▸ **Exercise instructions**
Your task is to print the material below exactly as presented.

Dataset entries

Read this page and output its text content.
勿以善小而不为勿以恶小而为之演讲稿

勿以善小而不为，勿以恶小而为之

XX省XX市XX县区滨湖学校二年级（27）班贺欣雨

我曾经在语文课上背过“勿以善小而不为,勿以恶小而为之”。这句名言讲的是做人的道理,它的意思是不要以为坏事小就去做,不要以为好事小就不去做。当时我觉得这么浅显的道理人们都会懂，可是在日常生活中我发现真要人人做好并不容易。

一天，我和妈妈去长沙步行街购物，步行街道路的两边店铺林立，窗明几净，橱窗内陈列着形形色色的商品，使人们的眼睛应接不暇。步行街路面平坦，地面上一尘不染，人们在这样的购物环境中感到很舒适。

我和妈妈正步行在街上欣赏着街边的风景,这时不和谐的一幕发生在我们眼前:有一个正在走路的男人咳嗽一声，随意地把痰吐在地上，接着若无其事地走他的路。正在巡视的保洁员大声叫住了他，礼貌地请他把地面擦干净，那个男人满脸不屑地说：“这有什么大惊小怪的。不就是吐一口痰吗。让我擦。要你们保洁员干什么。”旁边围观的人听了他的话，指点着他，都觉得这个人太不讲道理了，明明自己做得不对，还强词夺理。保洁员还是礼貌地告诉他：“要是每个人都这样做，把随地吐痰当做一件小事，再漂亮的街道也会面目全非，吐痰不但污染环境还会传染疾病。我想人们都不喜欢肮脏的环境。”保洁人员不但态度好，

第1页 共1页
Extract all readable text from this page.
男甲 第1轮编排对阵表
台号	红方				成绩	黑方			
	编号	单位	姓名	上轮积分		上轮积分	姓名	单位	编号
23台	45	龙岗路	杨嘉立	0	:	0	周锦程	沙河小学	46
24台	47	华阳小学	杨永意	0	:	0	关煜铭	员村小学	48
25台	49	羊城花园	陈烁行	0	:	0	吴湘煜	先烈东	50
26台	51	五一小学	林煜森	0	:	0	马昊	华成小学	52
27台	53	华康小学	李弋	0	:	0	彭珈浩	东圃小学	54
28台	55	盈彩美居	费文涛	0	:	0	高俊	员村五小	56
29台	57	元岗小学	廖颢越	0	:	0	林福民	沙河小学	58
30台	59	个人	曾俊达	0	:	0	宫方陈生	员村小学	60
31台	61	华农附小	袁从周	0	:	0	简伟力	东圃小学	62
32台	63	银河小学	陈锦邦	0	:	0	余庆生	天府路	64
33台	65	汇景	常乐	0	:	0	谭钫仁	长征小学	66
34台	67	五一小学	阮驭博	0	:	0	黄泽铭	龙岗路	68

▸ **Solution for this task**
Read this page and output its text content.
勿以善小而不为勿以恶小而为之演讲稿

勿以善小而不为，勿以恶小而为之

XX省XX市XX县区滨湖学校二年级（27）班贺欣雨

我曾经在语文课上背过“勿以善小而不为,勿以恶小而为之”。这句名言讲的是做人的道理,它的意思是不要以为坏事小就去做,不要以为好事小就不去做。当时我觉得这么浅显的道理人们都会懂，可是在日常生活中我发现真要人人做好并不容易。

一天，我和妈妈去长沙步行街购物，步行街道路的两边店铺林立，窗明几净，橱窗内陈列着形形色色的商品，使人们的眼睛应接不暇。步行街路面平坦，地面上一尘不染，人们在这样的购物环境中感到很舒适。

我和妈妈正步行在街上欣赏着街边的风景,这时不和谐的一幕发生在我们眼前:有一个正在走路的男人咳嗽一声，随意地把痰吐在地上，接着若无其事地走他的路。正在巡视的保洁员大声叫住了他，礼貌地请他把地面擦干净，那个男人满脸不屑地说：“这有什么大惊小怪的。不就是吐一口痰吗。让我擦。要你们保洁员干什么。”旁边围观的人听了他的话，指点着他，都觉得这个人太不讲道理了，明明自己做得不对，还强词夺理。保洁员还是礼貌地告诉他：“要是每个人都这样做，把随地吐痰当做一件小事，再漂亮的街道也会面目全非，吐痰不但污染环境还会传染疾病。我想人们都不喜欢肮脏的环境。”保洁人员不但态度好，

第1页 共1页
Extract all readable text from this page.
男甲 第1轮编排对阵表
台号	红方				成绩	黑方			
	编号	单位	姓名	上轮积分		上轮积分	姓名	单位	编号
23台	45	龙岗路	杨嘉立	0	:	0	周锦程	沙河小学	46
24台	47	华阳小学	杨永意	0	:	0	关煜铭	员村小学	48
25台	49	羊城花园	陈烁行	0	:	0	吴湘煜	先烈东	50
26台	51	五一小学	林煜森	0	:	0	马昊	华成小学	52
27台	53	华康小学	李弋	0	:	0	彭珈浩	东圃小学	54
28台	55	盈彩美居	费文涛	0	:	0	高俊	员村五小	56
29台	57	元岗小学	廖颢越	0	:	0	林福民	沙河小学	58
30台	59	个人	曾俊达	0	:	0	宫方陈生	员村小学	60
31台	61	华农附小	袁从周	0	:	0	简伟力	东圃小学	62
32台	63	银河小学	陈锦邦	0	:	0	余庆生	天府路	64
33台	65	汇景	常乐	0	:	0	谭钫仁	长征小学	66
34台	67	五一小学	阮驭博	0	:	0	黄泽铭	龙岗路	68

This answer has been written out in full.